(Extracted data entries)

──────

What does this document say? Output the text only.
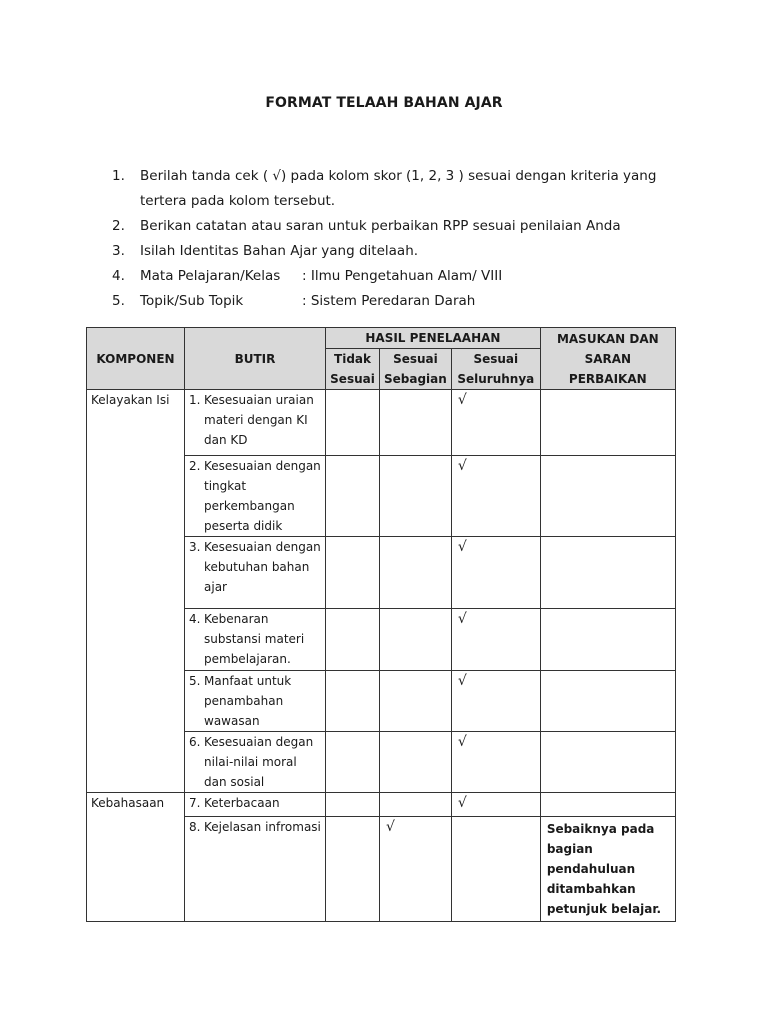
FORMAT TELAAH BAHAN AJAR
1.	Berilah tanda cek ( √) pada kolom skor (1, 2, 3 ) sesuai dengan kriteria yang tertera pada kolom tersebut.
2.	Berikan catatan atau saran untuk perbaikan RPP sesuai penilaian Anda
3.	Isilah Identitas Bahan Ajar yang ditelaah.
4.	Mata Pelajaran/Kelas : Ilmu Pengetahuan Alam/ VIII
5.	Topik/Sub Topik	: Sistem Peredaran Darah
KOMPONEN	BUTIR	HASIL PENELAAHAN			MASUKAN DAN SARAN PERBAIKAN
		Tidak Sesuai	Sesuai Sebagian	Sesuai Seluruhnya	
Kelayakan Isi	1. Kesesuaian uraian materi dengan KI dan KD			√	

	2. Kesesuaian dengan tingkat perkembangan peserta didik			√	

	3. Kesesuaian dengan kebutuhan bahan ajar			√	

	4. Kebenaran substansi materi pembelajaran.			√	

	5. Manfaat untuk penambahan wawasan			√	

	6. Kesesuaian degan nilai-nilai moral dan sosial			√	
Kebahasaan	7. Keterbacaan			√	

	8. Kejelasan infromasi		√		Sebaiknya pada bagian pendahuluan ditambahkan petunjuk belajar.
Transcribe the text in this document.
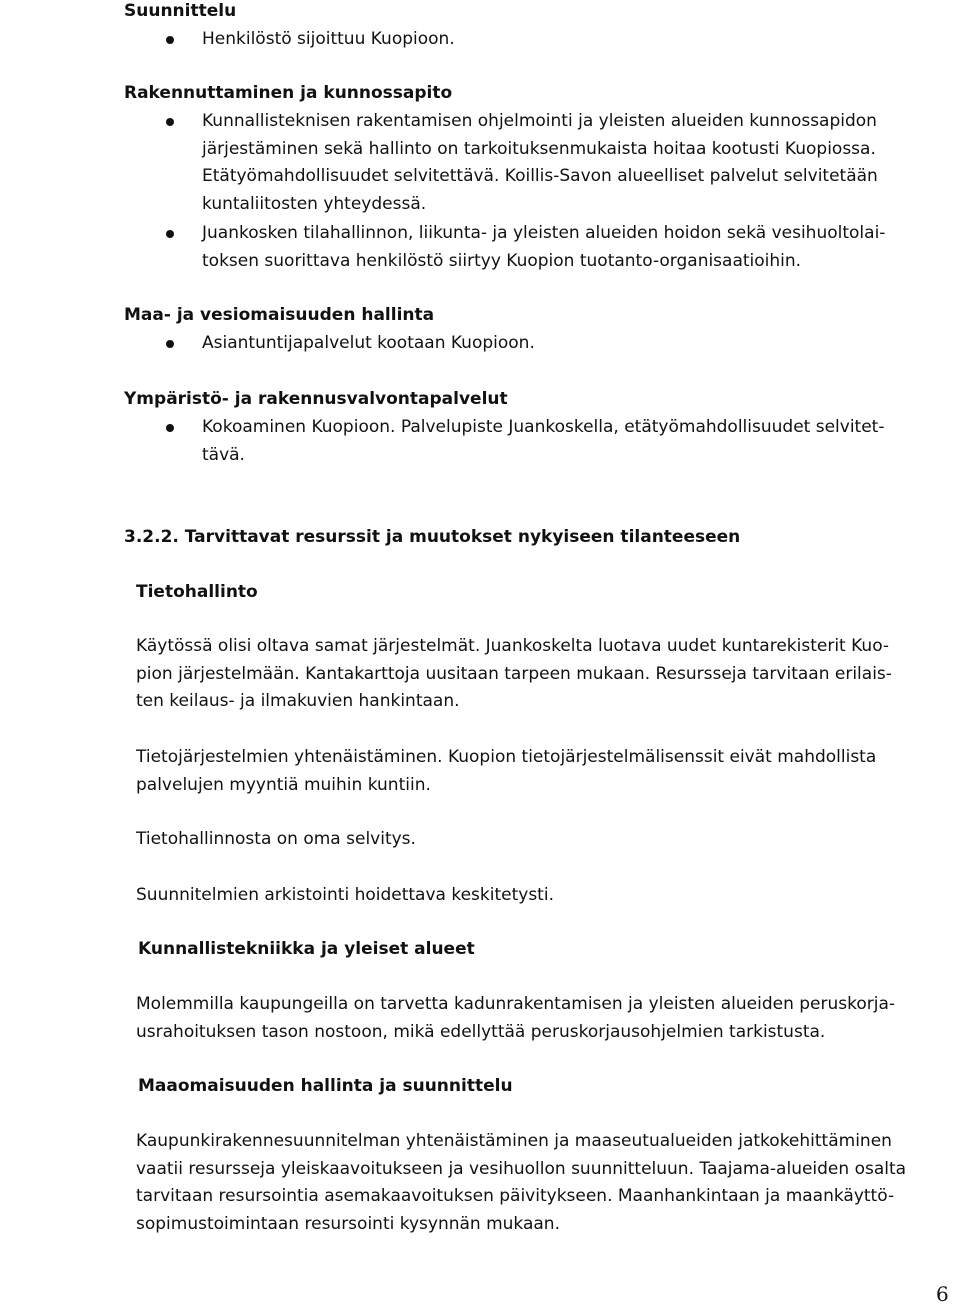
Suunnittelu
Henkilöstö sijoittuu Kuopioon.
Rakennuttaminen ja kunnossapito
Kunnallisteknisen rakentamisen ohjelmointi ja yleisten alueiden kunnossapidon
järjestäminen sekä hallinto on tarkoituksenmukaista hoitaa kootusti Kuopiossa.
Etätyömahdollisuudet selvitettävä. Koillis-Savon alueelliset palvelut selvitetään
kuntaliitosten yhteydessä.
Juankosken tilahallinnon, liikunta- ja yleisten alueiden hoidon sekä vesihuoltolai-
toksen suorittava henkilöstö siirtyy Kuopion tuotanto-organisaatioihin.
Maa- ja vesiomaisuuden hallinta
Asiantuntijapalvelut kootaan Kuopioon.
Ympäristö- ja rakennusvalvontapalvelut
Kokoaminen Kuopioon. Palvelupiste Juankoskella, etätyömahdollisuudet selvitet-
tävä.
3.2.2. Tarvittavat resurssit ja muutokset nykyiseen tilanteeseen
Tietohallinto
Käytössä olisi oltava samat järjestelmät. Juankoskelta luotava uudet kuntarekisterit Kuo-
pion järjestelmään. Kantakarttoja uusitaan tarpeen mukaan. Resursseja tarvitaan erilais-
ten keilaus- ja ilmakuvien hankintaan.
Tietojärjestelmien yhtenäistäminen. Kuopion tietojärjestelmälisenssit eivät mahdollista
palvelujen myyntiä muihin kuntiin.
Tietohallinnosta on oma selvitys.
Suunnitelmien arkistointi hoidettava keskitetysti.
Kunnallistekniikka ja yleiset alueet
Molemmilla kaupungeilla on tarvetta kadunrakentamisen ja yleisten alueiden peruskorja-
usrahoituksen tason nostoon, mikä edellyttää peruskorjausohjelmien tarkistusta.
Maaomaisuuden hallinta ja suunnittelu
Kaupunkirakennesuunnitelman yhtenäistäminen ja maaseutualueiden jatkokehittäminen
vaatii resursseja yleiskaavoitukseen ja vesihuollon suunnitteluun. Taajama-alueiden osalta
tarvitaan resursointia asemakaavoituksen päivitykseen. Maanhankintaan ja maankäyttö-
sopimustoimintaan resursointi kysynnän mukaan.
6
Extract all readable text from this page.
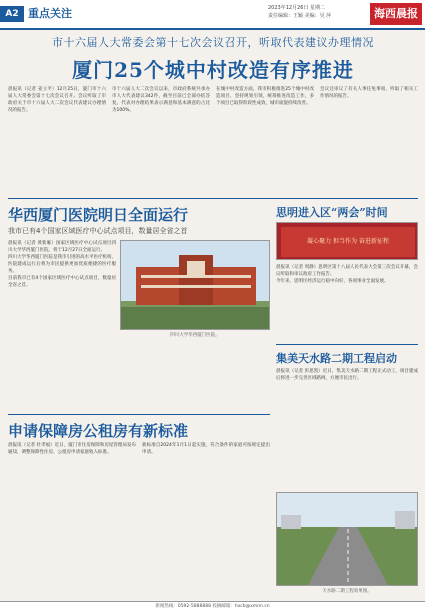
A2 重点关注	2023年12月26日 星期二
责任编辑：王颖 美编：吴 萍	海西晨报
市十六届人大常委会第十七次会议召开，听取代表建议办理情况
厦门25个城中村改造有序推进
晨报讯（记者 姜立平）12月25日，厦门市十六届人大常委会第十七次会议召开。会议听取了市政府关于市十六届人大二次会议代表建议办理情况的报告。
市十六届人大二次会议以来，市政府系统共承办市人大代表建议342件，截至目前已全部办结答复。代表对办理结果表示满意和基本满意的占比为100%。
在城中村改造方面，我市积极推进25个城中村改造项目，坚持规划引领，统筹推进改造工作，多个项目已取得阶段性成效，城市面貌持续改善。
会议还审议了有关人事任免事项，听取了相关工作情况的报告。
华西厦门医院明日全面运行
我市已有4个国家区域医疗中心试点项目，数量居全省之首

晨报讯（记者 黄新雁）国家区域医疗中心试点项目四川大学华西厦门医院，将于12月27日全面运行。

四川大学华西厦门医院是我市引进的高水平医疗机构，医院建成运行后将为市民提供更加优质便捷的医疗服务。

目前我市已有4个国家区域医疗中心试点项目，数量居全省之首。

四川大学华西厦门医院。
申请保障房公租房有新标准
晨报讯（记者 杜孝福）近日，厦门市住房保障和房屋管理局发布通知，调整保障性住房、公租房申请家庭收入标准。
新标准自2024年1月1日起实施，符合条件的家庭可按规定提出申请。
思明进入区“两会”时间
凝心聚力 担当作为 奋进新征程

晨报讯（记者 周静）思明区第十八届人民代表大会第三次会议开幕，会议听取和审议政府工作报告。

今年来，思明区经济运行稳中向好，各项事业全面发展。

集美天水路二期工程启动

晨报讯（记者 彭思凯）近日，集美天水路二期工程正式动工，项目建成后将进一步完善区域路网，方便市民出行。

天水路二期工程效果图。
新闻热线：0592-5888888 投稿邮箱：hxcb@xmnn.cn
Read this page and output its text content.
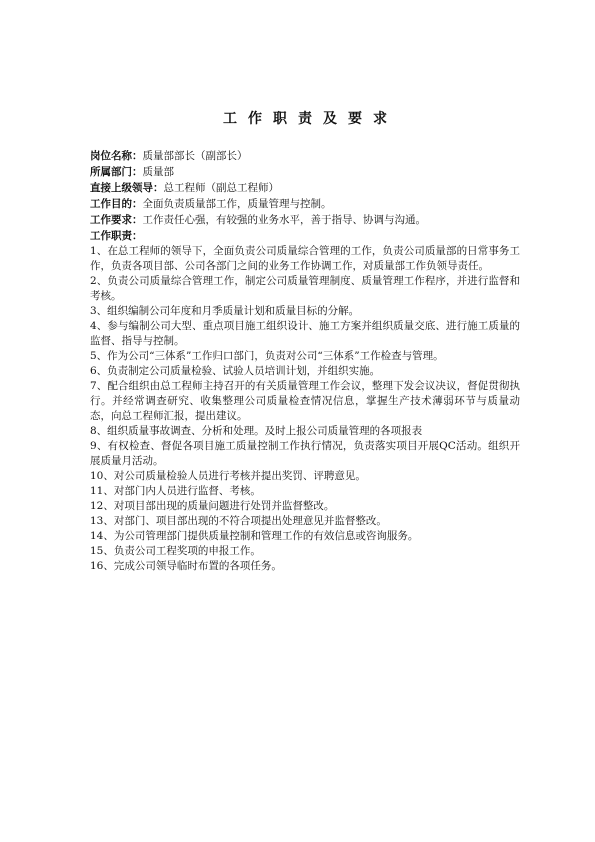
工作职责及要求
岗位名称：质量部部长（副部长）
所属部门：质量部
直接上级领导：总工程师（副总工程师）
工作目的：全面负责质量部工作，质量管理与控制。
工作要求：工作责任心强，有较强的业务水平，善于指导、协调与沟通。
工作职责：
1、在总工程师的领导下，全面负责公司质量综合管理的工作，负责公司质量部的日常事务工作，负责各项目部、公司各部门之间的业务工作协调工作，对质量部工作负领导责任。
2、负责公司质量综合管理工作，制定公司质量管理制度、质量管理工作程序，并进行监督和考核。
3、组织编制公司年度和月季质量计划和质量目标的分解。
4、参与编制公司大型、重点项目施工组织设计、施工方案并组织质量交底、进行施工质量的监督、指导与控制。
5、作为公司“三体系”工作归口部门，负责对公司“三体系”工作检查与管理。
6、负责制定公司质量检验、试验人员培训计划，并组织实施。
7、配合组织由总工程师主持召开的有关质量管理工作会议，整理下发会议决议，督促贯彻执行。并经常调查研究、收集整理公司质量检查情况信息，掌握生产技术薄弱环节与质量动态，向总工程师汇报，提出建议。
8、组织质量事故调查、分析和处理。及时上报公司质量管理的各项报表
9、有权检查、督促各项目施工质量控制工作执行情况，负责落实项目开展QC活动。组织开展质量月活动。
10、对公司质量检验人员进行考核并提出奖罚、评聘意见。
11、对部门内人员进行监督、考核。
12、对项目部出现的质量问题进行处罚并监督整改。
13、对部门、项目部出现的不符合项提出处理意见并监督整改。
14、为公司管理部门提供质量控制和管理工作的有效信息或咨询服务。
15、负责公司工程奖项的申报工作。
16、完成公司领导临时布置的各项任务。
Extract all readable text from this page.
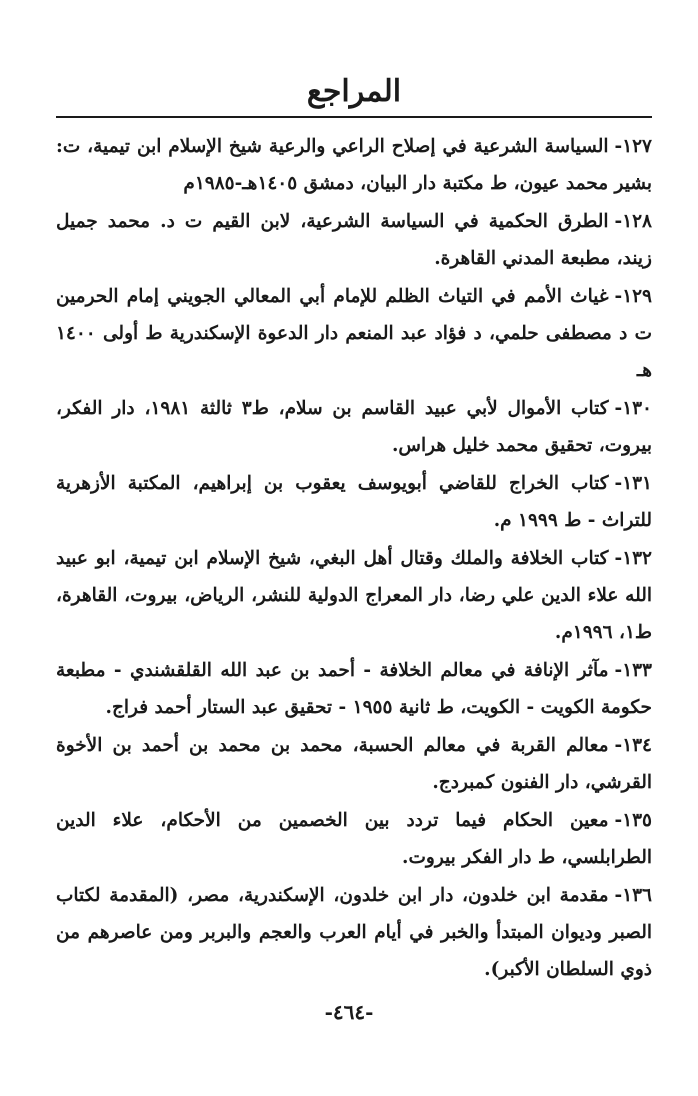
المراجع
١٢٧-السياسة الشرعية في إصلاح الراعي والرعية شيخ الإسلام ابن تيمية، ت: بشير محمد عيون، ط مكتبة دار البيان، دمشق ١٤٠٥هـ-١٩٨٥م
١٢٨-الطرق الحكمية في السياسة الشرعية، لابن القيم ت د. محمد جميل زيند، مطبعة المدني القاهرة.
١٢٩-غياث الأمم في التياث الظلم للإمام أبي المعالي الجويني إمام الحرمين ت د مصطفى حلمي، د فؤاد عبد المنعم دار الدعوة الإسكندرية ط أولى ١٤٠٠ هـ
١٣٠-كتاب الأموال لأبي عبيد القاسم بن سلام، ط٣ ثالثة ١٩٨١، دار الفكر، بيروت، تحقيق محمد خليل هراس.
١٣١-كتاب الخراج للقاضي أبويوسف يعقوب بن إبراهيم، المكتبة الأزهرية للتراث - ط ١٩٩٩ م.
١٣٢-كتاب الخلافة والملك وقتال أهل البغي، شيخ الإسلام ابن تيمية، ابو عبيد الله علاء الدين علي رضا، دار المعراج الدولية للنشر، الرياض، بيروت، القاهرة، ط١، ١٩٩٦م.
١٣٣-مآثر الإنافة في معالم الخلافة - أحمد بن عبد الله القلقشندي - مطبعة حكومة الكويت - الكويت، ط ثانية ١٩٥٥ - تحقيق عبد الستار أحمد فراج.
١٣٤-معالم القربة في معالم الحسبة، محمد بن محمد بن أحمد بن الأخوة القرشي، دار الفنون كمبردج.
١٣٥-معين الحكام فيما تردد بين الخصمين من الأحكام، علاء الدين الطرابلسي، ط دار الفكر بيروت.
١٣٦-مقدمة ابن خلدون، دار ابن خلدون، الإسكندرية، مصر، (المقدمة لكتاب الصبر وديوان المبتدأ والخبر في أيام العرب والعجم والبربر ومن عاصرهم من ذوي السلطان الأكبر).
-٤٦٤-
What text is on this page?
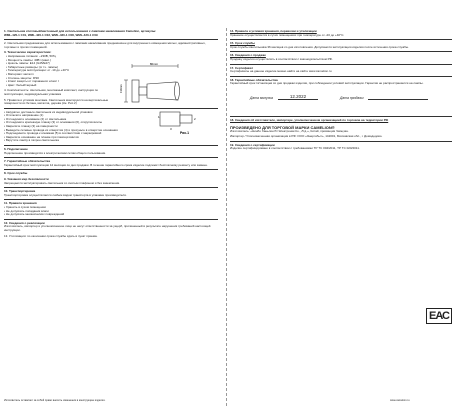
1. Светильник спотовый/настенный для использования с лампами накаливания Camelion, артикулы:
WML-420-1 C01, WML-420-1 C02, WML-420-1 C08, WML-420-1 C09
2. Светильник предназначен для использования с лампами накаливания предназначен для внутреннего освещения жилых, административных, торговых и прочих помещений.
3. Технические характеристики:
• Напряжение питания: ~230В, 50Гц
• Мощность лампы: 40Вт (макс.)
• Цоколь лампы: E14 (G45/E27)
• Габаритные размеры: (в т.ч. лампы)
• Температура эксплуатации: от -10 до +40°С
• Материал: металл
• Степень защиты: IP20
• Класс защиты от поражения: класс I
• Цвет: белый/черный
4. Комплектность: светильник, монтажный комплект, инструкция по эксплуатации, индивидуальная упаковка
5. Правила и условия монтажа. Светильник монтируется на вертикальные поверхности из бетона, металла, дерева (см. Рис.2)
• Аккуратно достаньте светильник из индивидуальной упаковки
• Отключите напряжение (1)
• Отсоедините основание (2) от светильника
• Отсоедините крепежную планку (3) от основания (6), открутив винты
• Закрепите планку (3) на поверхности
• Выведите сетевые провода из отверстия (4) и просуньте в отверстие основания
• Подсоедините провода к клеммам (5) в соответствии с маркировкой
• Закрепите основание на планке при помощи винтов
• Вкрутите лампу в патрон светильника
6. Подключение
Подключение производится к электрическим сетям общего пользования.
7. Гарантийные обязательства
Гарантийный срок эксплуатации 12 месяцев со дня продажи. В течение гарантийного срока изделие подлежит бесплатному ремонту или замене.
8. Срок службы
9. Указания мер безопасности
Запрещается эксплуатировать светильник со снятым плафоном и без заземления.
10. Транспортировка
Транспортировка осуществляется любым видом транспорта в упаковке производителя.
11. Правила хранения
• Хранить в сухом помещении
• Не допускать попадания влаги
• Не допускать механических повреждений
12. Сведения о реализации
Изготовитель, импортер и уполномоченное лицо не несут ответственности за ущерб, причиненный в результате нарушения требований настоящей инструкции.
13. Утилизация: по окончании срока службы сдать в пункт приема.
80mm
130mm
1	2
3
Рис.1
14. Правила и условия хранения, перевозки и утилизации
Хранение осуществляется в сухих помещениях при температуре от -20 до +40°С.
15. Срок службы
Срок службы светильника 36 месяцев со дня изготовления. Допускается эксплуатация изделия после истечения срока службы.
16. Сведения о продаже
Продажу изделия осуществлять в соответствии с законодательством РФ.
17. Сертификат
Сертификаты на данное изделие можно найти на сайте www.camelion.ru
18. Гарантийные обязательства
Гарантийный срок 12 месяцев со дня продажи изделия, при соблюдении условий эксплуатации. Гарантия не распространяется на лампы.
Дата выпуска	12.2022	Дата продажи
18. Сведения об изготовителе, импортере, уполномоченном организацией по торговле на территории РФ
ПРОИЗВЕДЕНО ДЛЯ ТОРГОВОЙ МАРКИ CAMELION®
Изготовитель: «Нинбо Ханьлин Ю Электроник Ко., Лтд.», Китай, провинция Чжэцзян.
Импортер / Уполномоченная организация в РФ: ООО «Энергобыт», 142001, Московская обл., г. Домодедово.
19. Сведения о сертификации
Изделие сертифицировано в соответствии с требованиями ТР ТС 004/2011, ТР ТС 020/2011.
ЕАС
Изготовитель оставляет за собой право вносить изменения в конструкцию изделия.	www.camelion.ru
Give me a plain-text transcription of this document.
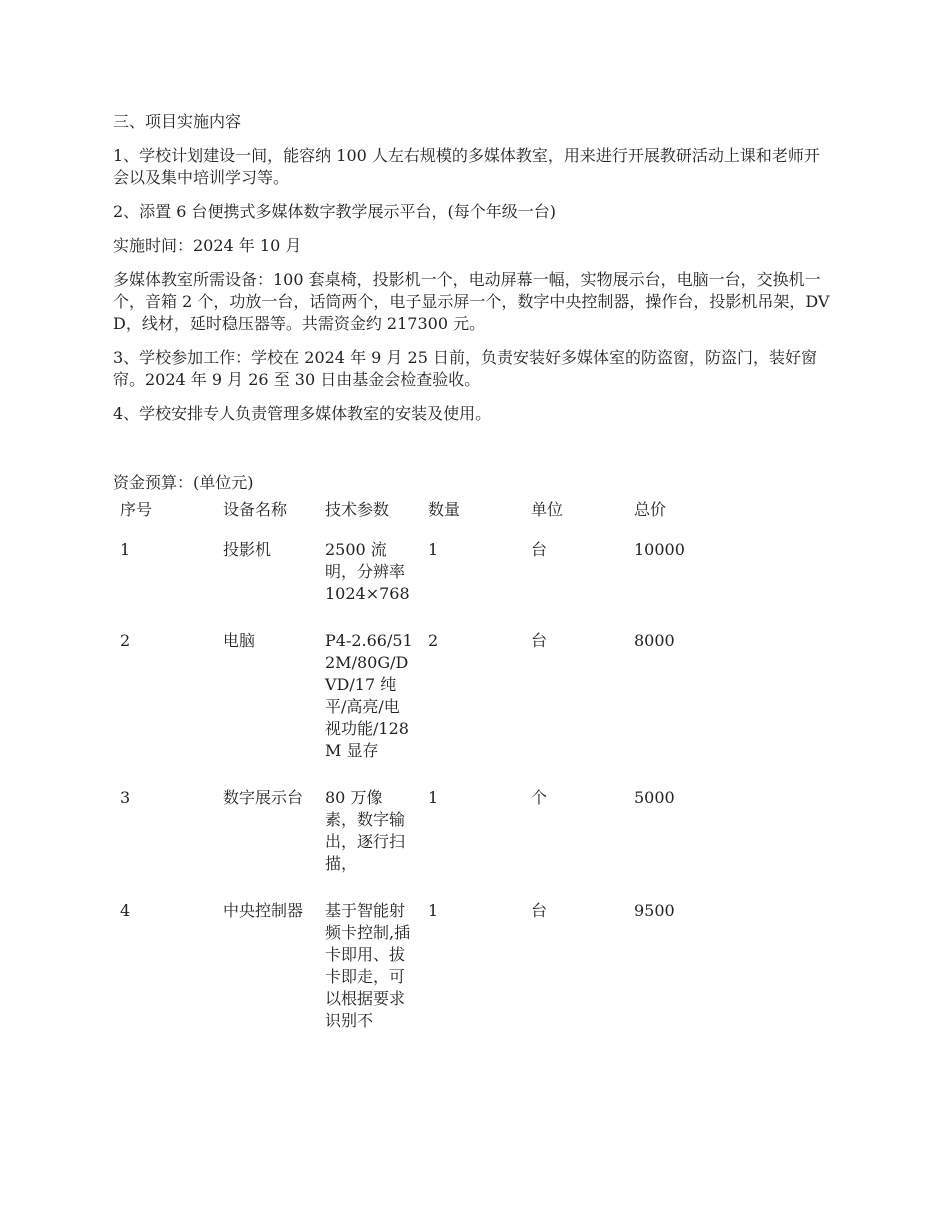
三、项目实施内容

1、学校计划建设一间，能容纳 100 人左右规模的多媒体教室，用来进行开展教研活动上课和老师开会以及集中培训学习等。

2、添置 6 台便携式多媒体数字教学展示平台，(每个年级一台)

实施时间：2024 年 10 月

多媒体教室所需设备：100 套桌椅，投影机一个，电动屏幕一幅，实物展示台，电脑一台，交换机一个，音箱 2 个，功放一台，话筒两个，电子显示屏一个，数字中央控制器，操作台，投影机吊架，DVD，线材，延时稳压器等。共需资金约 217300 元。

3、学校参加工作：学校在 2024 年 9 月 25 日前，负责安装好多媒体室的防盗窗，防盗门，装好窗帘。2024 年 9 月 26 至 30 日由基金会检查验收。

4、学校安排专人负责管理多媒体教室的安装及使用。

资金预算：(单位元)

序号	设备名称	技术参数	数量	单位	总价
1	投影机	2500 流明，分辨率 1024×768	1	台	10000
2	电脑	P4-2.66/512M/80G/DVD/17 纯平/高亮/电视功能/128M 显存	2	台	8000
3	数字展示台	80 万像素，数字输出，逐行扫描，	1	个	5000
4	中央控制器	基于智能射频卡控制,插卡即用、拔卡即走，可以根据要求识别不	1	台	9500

──────

Aim: From the entries above, extract each line containing "عبيد".

Exercise response:
١٣٠-كتاب الأموال لأبي عبيد القاسم بن سلام، ط٣ ثالثة ١٩٨١، دار الفكر، بيروت، تحقيق محمد خليل هراس.
١٣٢-كتاب الخلافة والملك وقتال أهل البغي، شيخ الإسلام ابن تيمية، ابو عبيد الله علاء الدين علي رضا، دار المعراج الدولية للنشر، الرياض، بيروت، القاهرة، ط١، ١٩٩٦م.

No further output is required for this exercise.